> [Exercise aim]
From the listing below, pull each line that includes "xlabel".

> [Excerpted records]

_ _ _

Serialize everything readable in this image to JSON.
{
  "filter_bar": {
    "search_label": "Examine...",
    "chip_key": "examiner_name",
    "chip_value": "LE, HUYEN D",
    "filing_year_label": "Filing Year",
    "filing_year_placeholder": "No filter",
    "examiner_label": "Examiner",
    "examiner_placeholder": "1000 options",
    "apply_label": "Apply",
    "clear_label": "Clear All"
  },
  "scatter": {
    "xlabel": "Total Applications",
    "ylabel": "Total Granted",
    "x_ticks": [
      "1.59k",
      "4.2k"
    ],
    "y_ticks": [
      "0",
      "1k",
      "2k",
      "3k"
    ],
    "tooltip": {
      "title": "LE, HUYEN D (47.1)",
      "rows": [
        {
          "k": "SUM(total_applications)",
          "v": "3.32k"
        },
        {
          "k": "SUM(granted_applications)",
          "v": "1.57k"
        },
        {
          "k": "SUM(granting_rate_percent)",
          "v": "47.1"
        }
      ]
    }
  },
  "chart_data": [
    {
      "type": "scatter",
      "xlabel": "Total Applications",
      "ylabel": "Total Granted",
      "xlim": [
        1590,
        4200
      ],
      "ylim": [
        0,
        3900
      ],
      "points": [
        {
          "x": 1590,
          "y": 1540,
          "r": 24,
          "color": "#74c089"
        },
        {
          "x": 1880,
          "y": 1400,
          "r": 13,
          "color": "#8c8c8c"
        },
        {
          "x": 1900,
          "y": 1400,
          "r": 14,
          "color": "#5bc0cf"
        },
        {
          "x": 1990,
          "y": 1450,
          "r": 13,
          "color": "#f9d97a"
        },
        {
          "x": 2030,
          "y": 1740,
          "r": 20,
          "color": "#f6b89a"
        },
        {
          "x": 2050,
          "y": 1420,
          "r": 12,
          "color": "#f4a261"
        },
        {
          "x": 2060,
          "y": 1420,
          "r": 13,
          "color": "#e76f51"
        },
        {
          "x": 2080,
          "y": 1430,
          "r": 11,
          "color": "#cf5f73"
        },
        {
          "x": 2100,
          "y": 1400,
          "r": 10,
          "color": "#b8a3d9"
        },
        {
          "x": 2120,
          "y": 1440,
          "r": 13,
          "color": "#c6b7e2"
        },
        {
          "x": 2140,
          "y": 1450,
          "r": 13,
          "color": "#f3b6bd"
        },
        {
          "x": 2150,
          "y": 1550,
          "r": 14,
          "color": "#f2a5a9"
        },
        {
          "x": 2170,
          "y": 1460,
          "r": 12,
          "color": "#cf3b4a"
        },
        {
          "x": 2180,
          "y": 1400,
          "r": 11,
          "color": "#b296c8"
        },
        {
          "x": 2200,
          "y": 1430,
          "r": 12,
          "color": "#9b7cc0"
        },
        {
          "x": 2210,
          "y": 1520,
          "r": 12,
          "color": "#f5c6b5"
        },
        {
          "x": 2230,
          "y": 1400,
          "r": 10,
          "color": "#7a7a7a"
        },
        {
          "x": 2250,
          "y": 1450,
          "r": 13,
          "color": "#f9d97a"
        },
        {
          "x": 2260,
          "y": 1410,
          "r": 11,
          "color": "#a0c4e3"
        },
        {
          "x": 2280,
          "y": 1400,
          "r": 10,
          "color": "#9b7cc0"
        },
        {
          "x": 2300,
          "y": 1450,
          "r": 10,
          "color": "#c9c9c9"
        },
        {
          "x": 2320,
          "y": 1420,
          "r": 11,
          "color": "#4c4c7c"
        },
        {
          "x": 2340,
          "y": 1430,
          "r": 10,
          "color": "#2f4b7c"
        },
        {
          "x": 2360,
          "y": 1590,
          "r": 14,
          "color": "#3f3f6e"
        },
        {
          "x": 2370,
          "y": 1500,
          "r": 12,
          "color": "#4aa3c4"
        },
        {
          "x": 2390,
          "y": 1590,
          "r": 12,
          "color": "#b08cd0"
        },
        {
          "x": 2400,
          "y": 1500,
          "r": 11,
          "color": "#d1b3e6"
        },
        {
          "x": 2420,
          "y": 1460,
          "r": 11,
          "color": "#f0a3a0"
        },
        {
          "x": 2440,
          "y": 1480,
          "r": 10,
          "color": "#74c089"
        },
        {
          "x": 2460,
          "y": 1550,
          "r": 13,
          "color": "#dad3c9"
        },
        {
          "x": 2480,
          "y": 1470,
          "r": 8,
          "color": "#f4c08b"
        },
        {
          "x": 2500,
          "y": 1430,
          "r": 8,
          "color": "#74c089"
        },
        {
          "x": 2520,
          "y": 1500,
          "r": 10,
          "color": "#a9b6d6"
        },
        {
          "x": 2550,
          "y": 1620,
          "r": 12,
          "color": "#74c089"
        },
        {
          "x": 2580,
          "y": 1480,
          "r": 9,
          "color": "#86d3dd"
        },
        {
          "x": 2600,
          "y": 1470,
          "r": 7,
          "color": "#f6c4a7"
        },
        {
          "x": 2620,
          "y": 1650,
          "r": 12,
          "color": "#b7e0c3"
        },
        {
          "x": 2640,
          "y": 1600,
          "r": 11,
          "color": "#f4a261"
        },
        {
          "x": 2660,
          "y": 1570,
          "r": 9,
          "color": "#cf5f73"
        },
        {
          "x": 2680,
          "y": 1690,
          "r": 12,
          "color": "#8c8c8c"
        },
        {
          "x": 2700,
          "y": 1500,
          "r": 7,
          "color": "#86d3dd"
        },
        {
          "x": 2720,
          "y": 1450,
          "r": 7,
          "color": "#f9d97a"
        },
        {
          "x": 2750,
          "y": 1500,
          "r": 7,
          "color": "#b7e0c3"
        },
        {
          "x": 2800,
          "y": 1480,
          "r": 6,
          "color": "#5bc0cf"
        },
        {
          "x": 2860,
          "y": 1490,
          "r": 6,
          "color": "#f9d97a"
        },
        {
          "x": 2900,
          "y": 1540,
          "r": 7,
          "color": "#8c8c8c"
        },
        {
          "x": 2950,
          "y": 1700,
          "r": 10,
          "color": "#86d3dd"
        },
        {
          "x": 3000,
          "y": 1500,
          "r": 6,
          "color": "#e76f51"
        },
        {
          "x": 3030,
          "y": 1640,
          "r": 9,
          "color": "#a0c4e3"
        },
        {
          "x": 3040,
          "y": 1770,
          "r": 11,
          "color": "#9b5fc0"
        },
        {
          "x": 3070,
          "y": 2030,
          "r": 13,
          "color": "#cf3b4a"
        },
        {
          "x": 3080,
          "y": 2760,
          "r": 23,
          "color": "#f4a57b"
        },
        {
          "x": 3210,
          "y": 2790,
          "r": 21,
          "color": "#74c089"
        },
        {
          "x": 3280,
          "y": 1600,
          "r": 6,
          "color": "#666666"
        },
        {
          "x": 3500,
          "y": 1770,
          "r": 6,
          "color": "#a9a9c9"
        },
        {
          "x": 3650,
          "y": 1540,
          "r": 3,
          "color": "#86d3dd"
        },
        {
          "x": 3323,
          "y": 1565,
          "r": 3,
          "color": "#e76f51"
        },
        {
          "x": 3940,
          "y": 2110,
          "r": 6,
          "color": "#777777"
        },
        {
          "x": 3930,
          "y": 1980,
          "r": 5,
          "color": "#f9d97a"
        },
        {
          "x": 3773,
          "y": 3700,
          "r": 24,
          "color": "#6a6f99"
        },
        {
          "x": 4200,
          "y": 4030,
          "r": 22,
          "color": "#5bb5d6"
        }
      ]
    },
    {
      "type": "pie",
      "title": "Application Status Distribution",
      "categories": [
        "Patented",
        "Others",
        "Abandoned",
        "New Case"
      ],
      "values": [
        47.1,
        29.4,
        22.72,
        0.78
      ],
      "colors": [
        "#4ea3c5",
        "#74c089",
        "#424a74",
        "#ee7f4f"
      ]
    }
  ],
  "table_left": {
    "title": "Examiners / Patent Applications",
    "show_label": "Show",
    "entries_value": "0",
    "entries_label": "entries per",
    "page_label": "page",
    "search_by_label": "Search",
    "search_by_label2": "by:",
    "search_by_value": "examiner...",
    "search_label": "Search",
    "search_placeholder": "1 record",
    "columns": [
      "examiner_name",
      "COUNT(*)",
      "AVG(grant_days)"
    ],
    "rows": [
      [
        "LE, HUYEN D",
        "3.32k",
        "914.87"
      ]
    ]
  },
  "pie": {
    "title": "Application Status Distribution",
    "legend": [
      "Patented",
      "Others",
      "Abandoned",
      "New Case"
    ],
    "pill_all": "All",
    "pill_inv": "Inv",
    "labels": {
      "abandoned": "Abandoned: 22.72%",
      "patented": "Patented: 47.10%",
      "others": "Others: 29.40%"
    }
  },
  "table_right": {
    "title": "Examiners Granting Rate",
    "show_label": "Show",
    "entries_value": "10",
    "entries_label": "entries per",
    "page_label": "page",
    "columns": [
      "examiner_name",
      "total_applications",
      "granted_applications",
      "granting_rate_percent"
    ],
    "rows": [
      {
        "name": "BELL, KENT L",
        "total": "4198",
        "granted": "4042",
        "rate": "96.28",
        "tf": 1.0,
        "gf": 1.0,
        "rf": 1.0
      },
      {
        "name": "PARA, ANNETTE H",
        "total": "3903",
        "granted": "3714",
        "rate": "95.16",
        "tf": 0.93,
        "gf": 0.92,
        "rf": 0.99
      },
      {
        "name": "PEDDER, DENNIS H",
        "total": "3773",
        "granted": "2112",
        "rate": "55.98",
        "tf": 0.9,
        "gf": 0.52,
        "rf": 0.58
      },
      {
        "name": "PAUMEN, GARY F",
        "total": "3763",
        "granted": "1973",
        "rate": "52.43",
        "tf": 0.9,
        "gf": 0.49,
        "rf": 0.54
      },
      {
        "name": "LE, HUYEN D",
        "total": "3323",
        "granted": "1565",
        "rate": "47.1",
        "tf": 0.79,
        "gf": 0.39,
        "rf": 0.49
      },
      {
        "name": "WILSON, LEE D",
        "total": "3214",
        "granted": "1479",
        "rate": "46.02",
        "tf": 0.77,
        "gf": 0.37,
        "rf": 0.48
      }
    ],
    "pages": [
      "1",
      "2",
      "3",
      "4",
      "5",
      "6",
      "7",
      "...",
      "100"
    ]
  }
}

_ _ _

> [Solution to this task]
    "xlabel": "Total Applications",
      "xlabel": "Total Applications",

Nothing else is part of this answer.